• GIVEN INSTRUCTION
For the material that follows, list every line containing the word "hundred".

>>>>

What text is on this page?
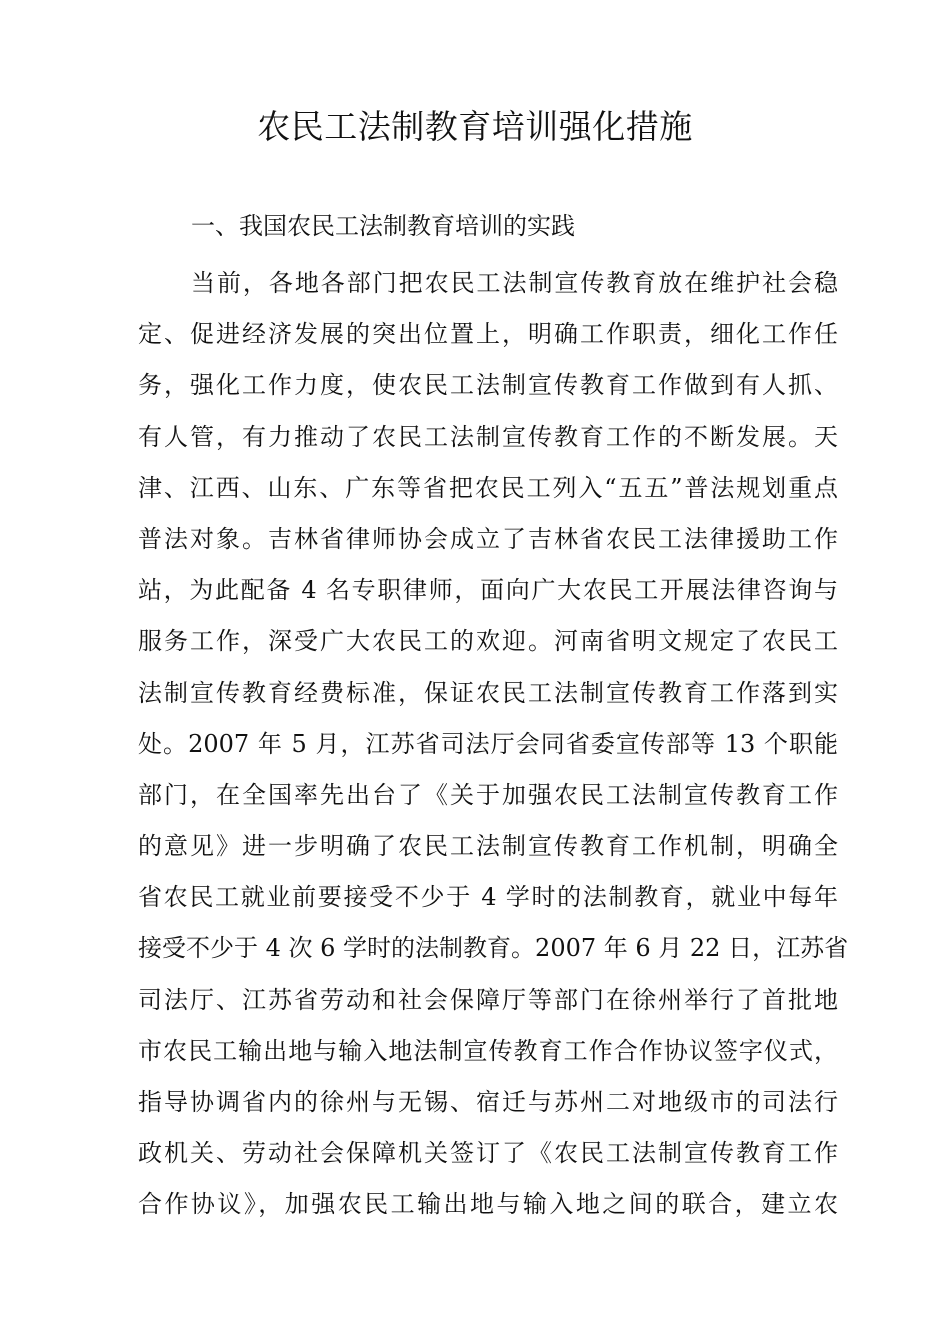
农民工法制教育培训强化措施
一、我国农民工法制教育培训的实践
当前，各地各部门把农民工法制宣传教育放在维护社会稳
定、促进经济发展的突出位置上，明确工作职责，细化工作任
务，强化工作力度，使农民工法制宣传教育工作做到有人抓、
有人管，有力推动了农民工法制宣传教育工作的不断发展。天
津、江西、山东、广东等省把农民工列入“五五”普法规划重点
普法对象。吉林省律师协会成立了吉林省农民工法律援助工作
站，为此配备 4 名专职律师，面向广大农民工开展法律咨询与
服务工作，深受广大农民工的欢迎。河南省明文规定了农民工
法制宣传教育经费标准，保证农民工法制宣传教育工作落到实
处。2007 年 5 月，江苏省司法厅会同省委宣传部等 13 个职能
部门，在全国率先出台了《关于加强农民工法制宣传教育工作
的意见》进一步明确了农民工法制宣传教育工作机制，明确全
省农民工就业前要接受不少于 4 学时的法制教育，就业中每年
接受不少于 4 次 6 学时的法制教育。2007 年 6 月 22 日，江苏省
司法厅、江苏省劳动和社会保障厅等部门在徐州举行了首批地
市农民工输出地与输入地法制宣传教育工作合作协议签字仪式，
指导协调省内的徐州与无锡、宿迁与苏州二对地级市的司法行
政机关、劳动社会保障机关签订了《农民工法制宣传教育工作
合作协议》，加强农民工输出地与输入地之间的联合，建立农
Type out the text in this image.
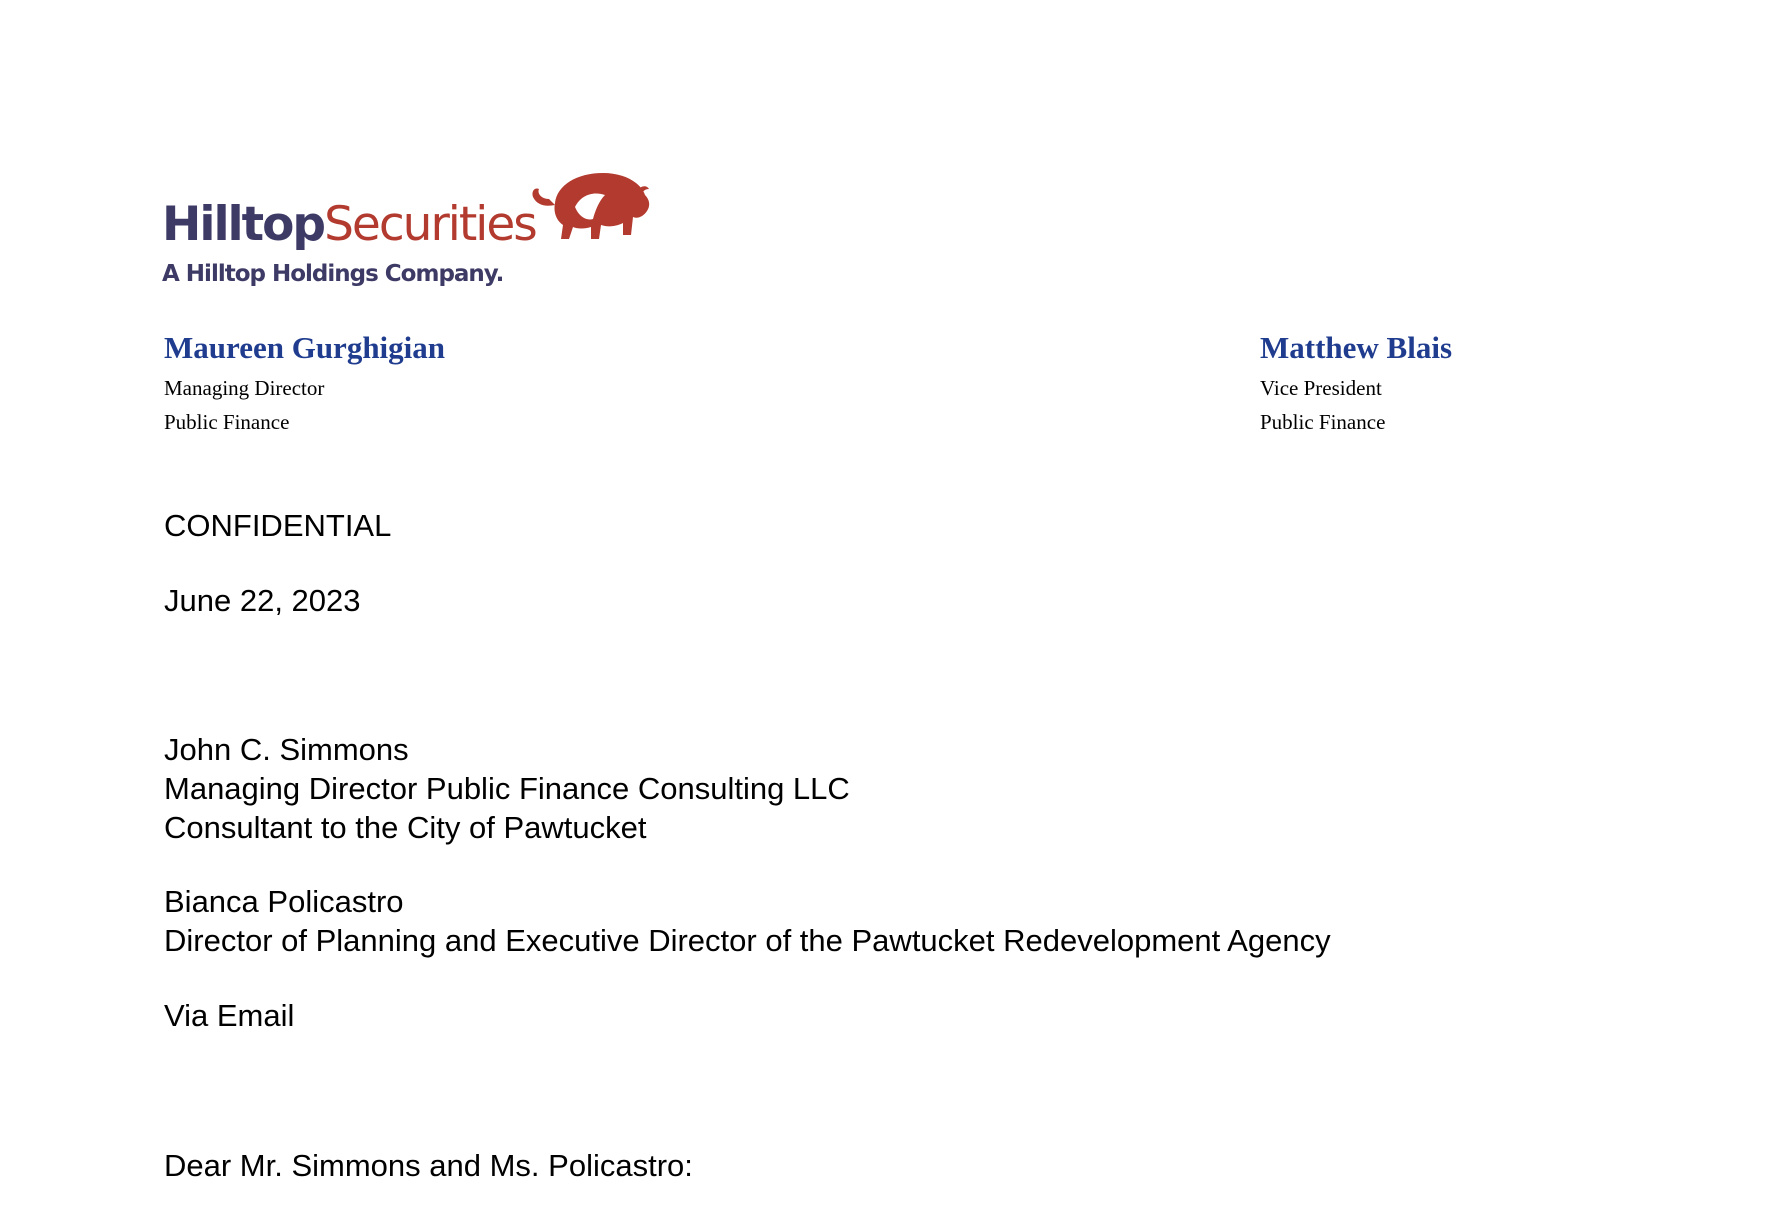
HilltopSecurities
A Hilltop Holdings Company.
Maureen Gurghigian
Managing Director
Public Finance
Matthew Blais
Vice President
Public Finance
CONFIDENTIAL
June 22, 2023
John C. Simmons
Managing Director Public Finance Consulting LLC
Consultant to the City of Pawtucket
Bianca Policastro
Director of Planning and Executive Director of the Pawtucket Redevelopment Agency
Via Email
Dear Mr. Simmons and Ms. Policastro:
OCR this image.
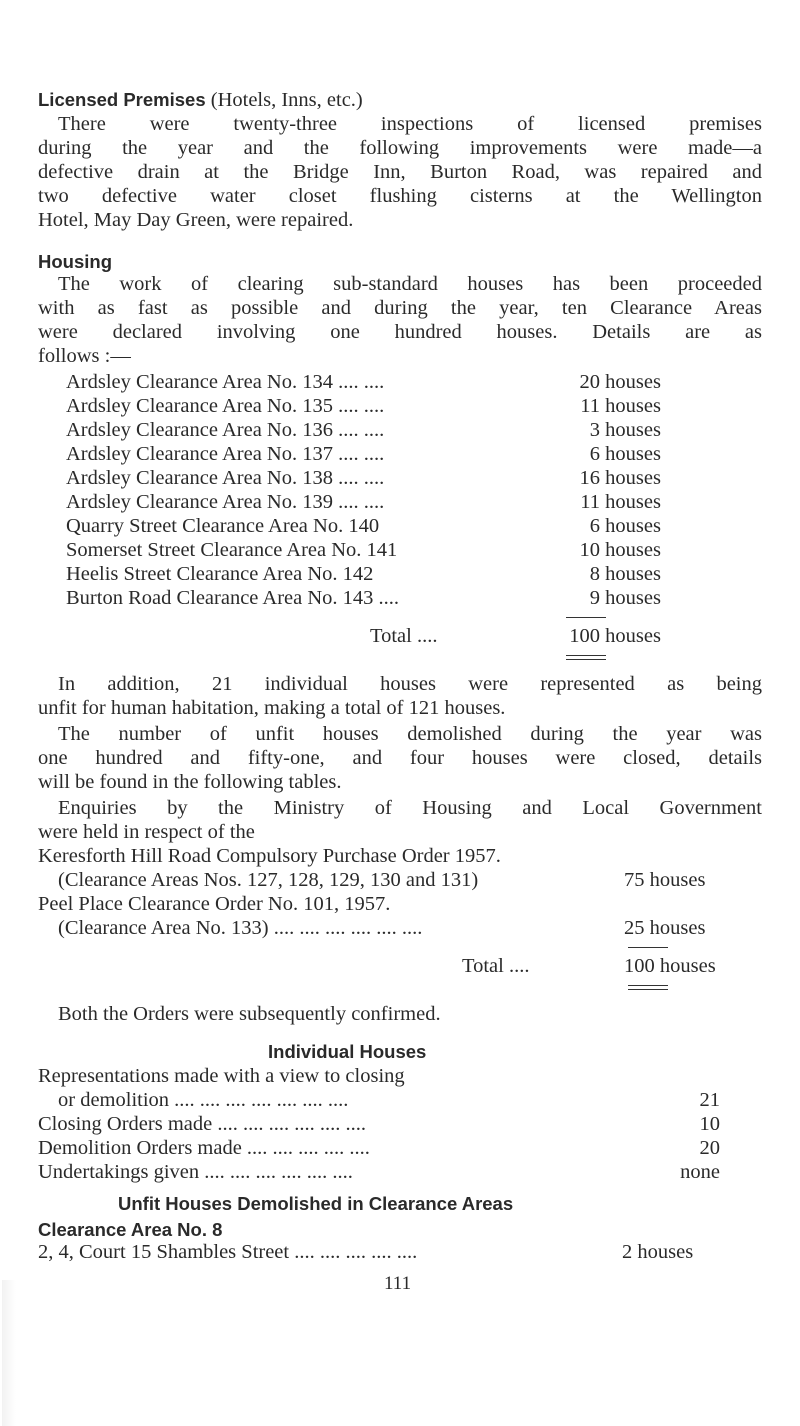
Licensed Premises (Hotels, Inns, etc.)
There were twenty-three inspections of licensed premises
during the year and the following improvements were made—a
defective drain at the Bridge Inn, Burton Road, was repaired and
two defective water closet flushing cisterns at the Wellington
Hotel, May Day Green, were repaired.
Housing
The work of clearing sub-standard houses has been proceeded
with as fast as possible and during the year, ten Clearance Areas
were declared involving one hundred houses. Details are as
follows :—
Ardsley Clearance Area No. 134 .... ....	20 houses
Ardsley Clearance Area No. 135 .... ....	11 houses
Ardsley Clearance Area No. 136 .... ....	3 houses
Ardsley Clearance Area No. 137 .... ....	6 houses
Ardsley Clearance Area No. 138 .... ....	16 houses
Ardsley Clearance Area No. 139 .... ....	11 houses
Quarry Street Clearance Area No. 140	6 houses
Somerset Street Clearance Area No. 141	10 houses
Heelis Street Clearance Area No. 142	8 houses
Burton Road Clearance Area No. 143 ....	9 houses
Total ....	100 houses
In addition, 21 individual houses were represented as being
unfit for human habitation, making a total of 121 houses.
The number of unfit houses demolished during the year was
one hundred and fifty-one, and four houses were closed, details
will be found in the following tables.
Enquiries by the Ministry of Housing and Local Government
were held in respect of the
Keresforth Hill Road Compulsory Purchase Order 1957.
(Clearance Areas Nos. 127, 128, 129, 130 and 131)	75 houses
Peel Place Clearance Order No. 101, 1957.
(Clearance Area No. 133) .... .... .... .... .... ....	25 houses
Total ....	100 houses
Both the Orders were subsequently confirmed.
Individual Houses
Representations made with a view to closing
or demolition .... .... .... .... .... .... ....	21
Closing Orders made .... .... .... .... .... ....	10
Demolition Orders made .... .... .... .... ....	20
Undertakings given .... .... .... .... .... ....	none
Unfit Houses Demolished in Clearance Areas
Clearance Area No. 8
2, 4, Court 15 Shambles Street .... .... .... .... ....	2 houses
111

<<<<

• RESULT OF THIS EXERCISE
were declared involving one hundred houses. Details are as
one hundred and fifty-one, and four houses were closed, details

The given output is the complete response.